**PROBLEMS TO WORK ON:**
1: According to the dog adoption post, when will Joy be spayed?
2: From the dog adoption post, list every quality Joy claims for herself in the sentences that begin "I am very joyful" and "Needless to say".
3: Write a continuation of the dog adoption post, starting after its last line.

**PASSAGE TO READ:**
# Jasper ARM - Ridgeland, SC - LH female pup



## ebrannan (Aug 14, 2006)

http://www.petfinder.com/petnote/displaypet.cgi?petid=13147579

*More About Joy*
My name is Joy. I am very joyful, playful and full of energy. I went to PetCo for training last week and they claimed I was a Belgian or Bavarian Shepherd. Needless to say I am very smart and very trainable. I need a family that will play with me and spend time teaching me all of the things I should know to be a wonderful dog. Please come to the shelter and take a look. I will be spayed next month and I am up to date on all of my shots. I do bark at the cats that come out to play. I may be better in a home without cats.
Home without cats preferred
This pet is up to date with routine shots.

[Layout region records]
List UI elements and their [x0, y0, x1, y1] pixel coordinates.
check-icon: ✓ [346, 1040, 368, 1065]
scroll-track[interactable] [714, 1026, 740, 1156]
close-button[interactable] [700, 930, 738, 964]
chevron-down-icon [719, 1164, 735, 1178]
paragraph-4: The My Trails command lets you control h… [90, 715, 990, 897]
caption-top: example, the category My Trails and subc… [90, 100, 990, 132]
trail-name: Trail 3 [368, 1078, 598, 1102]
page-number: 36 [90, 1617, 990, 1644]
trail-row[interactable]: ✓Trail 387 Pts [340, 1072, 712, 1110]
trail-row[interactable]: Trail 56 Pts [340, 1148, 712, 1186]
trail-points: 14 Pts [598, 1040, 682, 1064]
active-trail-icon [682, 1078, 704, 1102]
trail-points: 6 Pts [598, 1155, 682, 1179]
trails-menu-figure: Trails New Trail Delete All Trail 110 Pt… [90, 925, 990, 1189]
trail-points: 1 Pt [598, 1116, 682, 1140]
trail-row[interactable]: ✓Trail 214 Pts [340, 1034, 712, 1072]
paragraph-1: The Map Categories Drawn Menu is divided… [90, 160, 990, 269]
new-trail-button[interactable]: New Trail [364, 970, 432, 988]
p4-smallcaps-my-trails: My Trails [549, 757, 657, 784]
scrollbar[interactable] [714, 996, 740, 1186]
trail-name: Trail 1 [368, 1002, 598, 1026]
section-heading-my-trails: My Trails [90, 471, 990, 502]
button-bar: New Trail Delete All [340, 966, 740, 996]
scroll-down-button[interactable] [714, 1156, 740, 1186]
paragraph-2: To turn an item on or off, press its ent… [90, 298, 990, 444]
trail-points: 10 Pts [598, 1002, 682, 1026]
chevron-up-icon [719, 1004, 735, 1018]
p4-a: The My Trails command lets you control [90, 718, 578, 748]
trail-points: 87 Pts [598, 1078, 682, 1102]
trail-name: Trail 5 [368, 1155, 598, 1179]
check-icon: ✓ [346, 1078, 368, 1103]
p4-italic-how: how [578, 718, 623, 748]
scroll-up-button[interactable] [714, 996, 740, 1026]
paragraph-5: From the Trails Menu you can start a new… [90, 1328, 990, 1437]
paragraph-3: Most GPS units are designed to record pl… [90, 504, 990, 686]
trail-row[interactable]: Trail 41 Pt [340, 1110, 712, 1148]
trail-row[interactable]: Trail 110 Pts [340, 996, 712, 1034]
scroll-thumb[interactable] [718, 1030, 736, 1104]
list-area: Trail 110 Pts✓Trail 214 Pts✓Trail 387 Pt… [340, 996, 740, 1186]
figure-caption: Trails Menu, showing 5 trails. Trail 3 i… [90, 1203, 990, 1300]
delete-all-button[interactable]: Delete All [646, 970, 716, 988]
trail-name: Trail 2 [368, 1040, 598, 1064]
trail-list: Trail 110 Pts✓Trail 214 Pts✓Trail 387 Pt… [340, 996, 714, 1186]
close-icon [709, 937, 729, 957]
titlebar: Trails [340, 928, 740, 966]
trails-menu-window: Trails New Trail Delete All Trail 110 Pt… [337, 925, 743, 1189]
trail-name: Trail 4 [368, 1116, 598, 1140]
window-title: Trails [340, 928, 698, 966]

**PER-TASK ANSWERS:**
1: Next month.

2: joyful, playful, full of energy, smart, trainable

3:
* Jasper Animal Rescue Mission
* Ridgeland, SC
* 843 726 7799

Cat allergies has never stopped our Board of Directors Member David from doing all he can to help our furry friends get adopted. We are a 501 (c) (3) non-profit organization that is run by volunteers and very caring employees. Our animals are mostly strays that need a good home. If you are interested in giving an animal a warm loving life, or would like to be a part of this fun rewarding experience, please stop by, email, or call. Our volunteers work hard participating in adoption events at PetsMart and PetCo, so if you do not see what you are looking for on petfinder.com, just come by because new animals come in daily. *We are a RESCUE FRIENDLY organization* and are in this for the animals. Spread the word to everyone you know that Jasper Animal Rescue Mission is the place to go for low adoption fees and wonderful animals to make a life complete, if not yours, maybe a friend's or a relative's. Your help literally saves a life. So spread the word about our listings on PetFinder.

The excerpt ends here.